[Layout region records]
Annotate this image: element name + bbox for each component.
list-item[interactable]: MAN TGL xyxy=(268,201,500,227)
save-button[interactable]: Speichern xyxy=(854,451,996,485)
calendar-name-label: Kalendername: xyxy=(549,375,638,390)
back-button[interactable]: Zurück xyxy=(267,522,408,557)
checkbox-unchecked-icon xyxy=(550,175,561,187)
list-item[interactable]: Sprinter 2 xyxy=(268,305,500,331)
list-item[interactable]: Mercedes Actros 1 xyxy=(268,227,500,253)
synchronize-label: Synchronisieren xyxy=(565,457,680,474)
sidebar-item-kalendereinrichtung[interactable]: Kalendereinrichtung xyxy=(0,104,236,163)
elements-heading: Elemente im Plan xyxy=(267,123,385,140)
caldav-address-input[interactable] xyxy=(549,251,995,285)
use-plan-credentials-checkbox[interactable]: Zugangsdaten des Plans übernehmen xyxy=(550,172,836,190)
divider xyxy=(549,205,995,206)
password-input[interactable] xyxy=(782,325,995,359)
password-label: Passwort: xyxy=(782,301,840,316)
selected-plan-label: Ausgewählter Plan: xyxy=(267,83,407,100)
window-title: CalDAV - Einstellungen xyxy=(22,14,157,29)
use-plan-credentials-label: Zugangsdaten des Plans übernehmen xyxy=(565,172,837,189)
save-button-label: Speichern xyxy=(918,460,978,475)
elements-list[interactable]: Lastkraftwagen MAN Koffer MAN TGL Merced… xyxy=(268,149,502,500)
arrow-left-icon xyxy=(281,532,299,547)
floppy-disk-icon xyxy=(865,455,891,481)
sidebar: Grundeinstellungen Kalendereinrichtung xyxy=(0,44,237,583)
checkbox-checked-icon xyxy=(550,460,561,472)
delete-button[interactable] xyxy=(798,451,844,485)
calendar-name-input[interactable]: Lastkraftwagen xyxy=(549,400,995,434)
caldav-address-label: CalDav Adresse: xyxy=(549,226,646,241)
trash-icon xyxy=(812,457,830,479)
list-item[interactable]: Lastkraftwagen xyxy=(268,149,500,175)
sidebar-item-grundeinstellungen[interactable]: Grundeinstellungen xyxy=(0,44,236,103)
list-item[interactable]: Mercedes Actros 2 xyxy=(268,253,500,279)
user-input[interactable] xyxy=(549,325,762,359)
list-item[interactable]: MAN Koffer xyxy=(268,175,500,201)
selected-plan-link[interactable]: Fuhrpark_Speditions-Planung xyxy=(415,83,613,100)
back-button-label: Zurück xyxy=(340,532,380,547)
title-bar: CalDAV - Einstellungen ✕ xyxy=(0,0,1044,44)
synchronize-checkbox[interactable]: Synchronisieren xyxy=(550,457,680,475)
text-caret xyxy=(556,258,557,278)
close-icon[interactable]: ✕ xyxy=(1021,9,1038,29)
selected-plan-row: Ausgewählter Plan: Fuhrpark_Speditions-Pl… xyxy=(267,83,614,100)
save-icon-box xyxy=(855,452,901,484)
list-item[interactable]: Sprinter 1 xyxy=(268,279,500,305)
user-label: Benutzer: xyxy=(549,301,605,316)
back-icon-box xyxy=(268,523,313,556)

# Exercise requirements
Count the lines in the items above that contain the string "Grundeinstellungen", matching case exactly. Reply with the number alone.

# Written answer
2